[Records from a data collection]
==============================
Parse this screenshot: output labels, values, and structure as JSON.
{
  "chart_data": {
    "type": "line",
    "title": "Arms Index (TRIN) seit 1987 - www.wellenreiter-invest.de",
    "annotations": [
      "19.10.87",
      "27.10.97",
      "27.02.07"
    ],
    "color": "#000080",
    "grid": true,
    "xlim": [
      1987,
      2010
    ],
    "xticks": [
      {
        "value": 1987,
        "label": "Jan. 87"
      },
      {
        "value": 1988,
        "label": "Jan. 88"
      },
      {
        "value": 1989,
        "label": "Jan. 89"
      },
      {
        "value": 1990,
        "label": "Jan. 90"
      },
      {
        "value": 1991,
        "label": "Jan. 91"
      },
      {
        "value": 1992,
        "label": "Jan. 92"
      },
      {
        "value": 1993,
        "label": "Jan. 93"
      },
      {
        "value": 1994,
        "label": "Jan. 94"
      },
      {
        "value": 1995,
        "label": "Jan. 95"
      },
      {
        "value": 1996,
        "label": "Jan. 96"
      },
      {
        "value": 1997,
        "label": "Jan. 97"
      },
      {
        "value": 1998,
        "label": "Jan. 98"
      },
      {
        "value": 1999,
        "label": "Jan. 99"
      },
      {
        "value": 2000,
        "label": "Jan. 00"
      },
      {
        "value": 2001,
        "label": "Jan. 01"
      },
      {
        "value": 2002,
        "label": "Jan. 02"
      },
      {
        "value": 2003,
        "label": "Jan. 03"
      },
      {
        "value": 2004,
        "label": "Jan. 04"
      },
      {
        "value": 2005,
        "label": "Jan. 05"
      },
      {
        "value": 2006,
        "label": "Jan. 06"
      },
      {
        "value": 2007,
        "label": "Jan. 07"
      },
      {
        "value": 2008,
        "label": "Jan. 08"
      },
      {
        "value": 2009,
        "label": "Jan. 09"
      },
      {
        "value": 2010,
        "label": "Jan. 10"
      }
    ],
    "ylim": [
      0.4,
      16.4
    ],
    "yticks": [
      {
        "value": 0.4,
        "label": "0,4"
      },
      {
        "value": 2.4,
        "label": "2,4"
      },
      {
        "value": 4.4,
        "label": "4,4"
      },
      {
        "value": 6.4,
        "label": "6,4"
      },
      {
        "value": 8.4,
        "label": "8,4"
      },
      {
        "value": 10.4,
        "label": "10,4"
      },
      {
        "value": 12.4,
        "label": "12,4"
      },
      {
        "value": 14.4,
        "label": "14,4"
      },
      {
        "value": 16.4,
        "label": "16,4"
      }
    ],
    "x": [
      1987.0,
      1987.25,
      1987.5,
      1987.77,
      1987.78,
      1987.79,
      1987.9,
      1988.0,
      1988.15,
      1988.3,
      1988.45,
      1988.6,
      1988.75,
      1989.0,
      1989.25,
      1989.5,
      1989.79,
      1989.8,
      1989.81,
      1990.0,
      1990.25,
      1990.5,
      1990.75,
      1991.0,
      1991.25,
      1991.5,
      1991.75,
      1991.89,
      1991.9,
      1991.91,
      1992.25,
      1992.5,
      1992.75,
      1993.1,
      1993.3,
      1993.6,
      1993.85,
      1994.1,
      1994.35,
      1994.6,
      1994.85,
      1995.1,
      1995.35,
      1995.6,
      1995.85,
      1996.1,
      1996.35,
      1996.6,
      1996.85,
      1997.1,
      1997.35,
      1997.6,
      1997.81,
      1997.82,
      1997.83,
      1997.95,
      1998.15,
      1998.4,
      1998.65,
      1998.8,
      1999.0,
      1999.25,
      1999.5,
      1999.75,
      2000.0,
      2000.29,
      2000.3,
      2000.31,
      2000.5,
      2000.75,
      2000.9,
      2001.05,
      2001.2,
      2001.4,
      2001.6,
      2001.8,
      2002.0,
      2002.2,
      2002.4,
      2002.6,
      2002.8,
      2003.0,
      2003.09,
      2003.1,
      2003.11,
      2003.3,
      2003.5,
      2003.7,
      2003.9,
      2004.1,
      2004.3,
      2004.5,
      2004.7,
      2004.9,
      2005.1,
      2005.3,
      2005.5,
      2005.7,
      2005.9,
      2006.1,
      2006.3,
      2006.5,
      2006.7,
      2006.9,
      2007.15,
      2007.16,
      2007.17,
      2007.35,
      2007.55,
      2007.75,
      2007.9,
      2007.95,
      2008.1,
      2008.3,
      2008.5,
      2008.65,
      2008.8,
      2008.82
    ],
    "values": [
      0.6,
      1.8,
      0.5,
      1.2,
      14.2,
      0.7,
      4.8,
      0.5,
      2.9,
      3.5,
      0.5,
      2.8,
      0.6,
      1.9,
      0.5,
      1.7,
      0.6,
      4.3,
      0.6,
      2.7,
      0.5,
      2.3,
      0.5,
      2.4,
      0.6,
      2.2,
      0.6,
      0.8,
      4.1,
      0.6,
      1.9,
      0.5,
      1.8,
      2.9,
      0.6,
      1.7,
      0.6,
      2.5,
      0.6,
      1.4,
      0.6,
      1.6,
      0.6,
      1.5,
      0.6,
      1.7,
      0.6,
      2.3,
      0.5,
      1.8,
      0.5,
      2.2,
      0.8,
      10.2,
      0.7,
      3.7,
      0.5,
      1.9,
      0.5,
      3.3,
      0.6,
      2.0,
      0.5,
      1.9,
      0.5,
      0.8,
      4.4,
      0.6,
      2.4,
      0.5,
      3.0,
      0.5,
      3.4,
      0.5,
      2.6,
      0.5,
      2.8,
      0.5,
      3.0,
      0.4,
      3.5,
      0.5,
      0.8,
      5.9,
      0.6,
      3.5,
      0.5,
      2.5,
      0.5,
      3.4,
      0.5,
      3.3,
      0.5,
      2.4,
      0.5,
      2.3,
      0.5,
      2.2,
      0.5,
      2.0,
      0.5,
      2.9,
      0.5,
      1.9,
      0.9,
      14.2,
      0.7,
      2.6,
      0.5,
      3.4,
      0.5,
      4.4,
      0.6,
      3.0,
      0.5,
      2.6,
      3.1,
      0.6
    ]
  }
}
==============================
• Directive: Show every line of the listing in which the string "values" can be found.

• Task answer:
Parse this screenshot: output labels, values, and structure as JSON.
    "values": [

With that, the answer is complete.